_SELECTED EXCERPT:_
# # # # #

ECONOMIC DEVELOPMENT

Ian Alexander is a lawyer who’s worked as a family law attorney in north Minneapolis for the last four years. When he looks at the business corridors of north Minneapolis, he sees potential. But Alexander doesn’t see enough amenities. He said more mixed-income housing in the area would attract restaurants and shops.

“If the corridors on the North Side were better performing, it would spur development, it would spur people wanting to live four minutes to downtown,” Alexander said.

Alexander said part of his role as a council member would be to push residents of other parts of the city to revise how they think about north Minneapolis until they “see the North Side as a place that they could see raising a family, and they could see as buying a first home.”

DFLer Blong Yang is a lawyer who formerly worked as an investigator in the Minneapolis Department of Civil Rights. He said some neighbors are wary of the sort of development that could lead to gentrification, although he said the neighborhood could benefit from more mixed incomes.

“There’s this other strong narrative of ‘north Minneapolis is close to downtown,’ people want to grab onto places here and people want to displace the poor people here,” Yang said. Candidates have to understand “that there has to be some sort of balancing act to make it work for people.”

To improve the economy in north Minneapolis, Yang said the city has to make it simpler to start businesses.

# # # # #

_Coordinate annotation listing:_
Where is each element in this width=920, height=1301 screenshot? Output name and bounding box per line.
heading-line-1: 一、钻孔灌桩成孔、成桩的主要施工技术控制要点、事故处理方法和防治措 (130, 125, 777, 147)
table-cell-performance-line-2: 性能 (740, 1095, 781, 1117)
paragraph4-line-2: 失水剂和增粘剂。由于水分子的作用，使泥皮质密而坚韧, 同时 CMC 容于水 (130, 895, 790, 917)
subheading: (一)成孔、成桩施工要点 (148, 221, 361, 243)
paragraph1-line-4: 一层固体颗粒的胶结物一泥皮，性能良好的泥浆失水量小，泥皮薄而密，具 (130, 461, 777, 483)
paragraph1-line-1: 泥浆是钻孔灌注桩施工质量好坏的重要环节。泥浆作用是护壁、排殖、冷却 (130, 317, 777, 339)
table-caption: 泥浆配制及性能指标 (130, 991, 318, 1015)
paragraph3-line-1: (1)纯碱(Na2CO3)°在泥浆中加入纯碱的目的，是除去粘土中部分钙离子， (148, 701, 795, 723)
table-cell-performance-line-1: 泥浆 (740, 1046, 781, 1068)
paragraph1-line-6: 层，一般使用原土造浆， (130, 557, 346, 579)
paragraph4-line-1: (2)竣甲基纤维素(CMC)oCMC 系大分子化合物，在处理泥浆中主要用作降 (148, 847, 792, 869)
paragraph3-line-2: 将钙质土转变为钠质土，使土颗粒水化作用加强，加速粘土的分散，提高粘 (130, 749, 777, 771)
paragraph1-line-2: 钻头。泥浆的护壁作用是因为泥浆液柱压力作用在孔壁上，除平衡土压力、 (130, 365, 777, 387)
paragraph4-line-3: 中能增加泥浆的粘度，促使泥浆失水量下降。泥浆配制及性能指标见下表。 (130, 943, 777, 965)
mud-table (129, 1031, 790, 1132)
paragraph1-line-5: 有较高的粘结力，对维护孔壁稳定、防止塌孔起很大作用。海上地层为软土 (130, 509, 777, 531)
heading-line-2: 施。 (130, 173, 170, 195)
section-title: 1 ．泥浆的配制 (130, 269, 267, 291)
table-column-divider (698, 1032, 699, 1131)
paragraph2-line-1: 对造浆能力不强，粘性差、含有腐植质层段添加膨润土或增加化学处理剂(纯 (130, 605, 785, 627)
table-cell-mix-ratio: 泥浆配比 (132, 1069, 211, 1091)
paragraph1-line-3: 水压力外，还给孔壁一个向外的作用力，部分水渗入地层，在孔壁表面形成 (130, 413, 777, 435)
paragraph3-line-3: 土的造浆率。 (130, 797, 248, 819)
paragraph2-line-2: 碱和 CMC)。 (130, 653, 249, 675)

# # # # #

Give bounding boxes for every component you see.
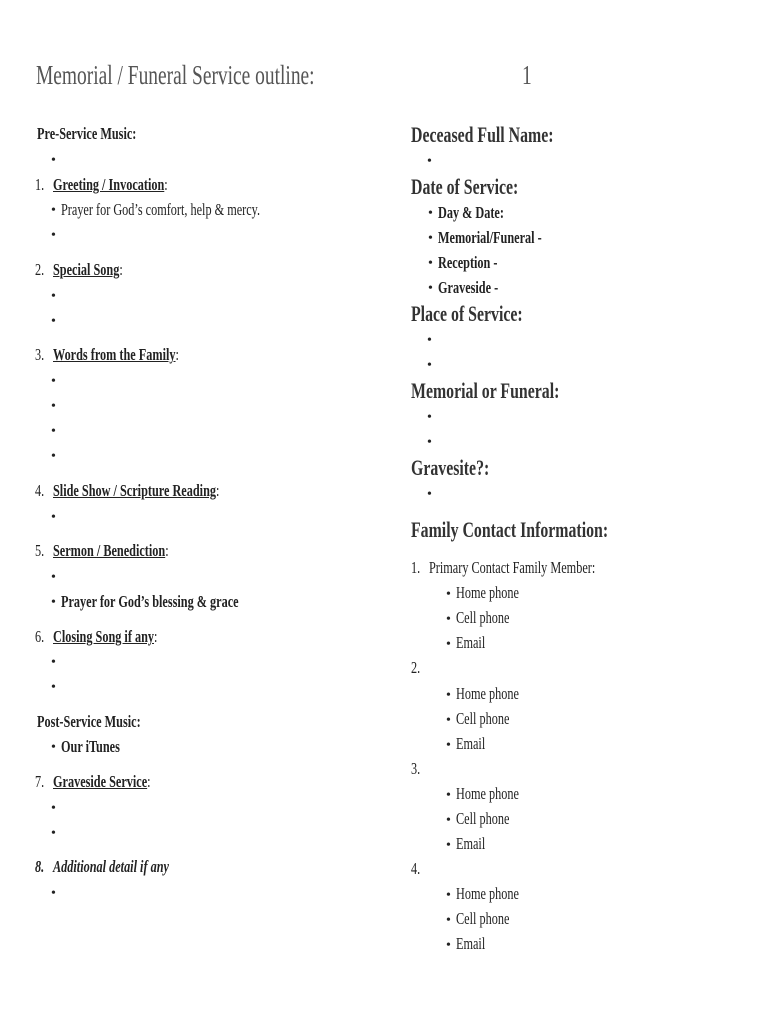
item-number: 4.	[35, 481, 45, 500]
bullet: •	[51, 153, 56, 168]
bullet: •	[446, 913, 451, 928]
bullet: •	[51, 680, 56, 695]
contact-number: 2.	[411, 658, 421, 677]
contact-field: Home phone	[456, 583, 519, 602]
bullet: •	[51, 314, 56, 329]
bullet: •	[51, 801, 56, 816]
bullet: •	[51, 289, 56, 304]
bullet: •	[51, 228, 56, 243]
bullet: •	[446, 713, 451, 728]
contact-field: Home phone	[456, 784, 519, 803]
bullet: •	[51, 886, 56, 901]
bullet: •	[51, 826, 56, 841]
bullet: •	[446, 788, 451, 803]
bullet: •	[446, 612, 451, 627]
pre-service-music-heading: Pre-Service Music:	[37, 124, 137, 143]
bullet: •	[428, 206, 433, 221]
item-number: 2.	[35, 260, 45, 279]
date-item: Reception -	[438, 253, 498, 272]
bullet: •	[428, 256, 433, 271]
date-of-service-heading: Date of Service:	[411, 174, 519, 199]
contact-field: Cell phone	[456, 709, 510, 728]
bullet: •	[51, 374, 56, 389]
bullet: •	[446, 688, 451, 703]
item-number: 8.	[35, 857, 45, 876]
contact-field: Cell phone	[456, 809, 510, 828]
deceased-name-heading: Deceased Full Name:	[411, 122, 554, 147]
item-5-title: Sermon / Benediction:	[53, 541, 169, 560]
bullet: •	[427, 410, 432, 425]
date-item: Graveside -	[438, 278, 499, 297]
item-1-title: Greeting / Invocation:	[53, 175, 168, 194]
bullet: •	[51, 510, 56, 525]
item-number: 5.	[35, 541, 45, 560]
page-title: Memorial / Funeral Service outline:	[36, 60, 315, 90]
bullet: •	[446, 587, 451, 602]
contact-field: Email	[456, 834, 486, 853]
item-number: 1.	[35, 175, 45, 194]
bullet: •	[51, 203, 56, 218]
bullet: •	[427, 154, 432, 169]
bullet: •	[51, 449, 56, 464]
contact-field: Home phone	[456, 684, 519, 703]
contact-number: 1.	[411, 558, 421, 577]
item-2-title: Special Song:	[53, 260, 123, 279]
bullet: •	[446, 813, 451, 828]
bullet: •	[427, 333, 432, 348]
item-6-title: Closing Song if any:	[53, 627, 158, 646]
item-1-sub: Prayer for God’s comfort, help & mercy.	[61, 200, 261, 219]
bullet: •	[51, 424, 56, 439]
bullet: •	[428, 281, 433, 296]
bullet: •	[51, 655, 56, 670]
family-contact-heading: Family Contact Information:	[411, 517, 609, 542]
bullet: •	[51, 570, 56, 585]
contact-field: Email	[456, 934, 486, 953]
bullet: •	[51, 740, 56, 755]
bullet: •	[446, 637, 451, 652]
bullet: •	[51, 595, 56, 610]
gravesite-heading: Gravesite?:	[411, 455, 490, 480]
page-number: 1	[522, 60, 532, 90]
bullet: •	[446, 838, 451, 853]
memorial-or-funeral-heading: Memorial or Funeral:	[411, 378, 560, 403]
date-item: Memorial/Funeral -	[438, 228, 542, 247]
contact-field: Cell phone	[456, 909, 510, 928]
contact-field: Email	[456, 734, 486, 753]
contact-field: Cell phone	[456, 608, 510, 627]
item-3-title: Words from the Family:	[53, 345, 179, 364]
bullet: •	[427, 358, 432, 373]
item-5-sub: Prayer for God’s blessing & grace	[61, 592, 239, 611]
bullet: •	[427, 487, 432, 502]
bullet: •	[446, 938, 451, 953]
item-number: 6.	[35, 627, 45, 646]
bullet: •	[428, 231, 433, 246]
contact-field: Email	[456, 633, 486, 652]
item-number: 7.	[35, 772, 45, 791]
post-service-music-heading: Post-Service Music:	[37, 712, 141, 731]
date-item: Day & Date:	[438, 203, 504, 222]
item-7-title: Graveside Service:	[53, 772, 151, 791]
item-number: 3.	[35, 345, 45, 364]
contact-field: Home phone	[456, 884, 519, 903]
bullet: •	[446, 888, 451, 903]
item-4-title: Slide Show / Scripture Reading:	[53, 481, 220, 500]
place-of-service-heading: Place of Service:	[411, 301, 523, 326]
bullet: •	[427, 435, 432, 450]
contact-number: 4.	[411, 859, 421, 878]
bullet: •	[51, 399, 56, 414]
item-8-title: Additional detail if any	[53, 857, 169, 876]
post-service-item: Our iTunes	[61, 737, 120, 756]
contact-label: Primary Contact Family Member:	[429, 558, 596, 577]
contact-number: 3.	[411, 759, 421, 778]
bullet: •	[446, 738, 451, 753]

# # # # #

_WORK INSTRUCTIONS:_
- 1) Summarize the economic development excerpt in two sentences.
- 2) Output everything in the economic development excerpt from "DFLer Blong Yang" down to "more mixed incomes.".
The listing has no connection to the economic development excerpt.

_FULL ANSWERS:_
- 1) Ian Alexander, a family law attorney in north Minneapolis, says more mixed-income housing would draw restaurants and shops to the North Side's business corridors, and that as a council member he would push residents elsewhere in the city to see the area as a place to raise a family or buy a first home. Blong Yang, a DFLer who formerly worked as an investigator in the Minneapolis Department of Civil Rights, says some neighbors are wary of development that could lead to gentrification, though the neighborhood could benefit from more mixed incomes, and he says the city has to make it simpler to start businesses.

- 2)
DFLer Blong Yang is a lawyer who formerly worked as an investigator in the Minneapolis Department of Civil Rights. He said some neighbors are wary of the sort of development that could lead to gentrification, although he said the neighborhood could benefit from more mixed incomes.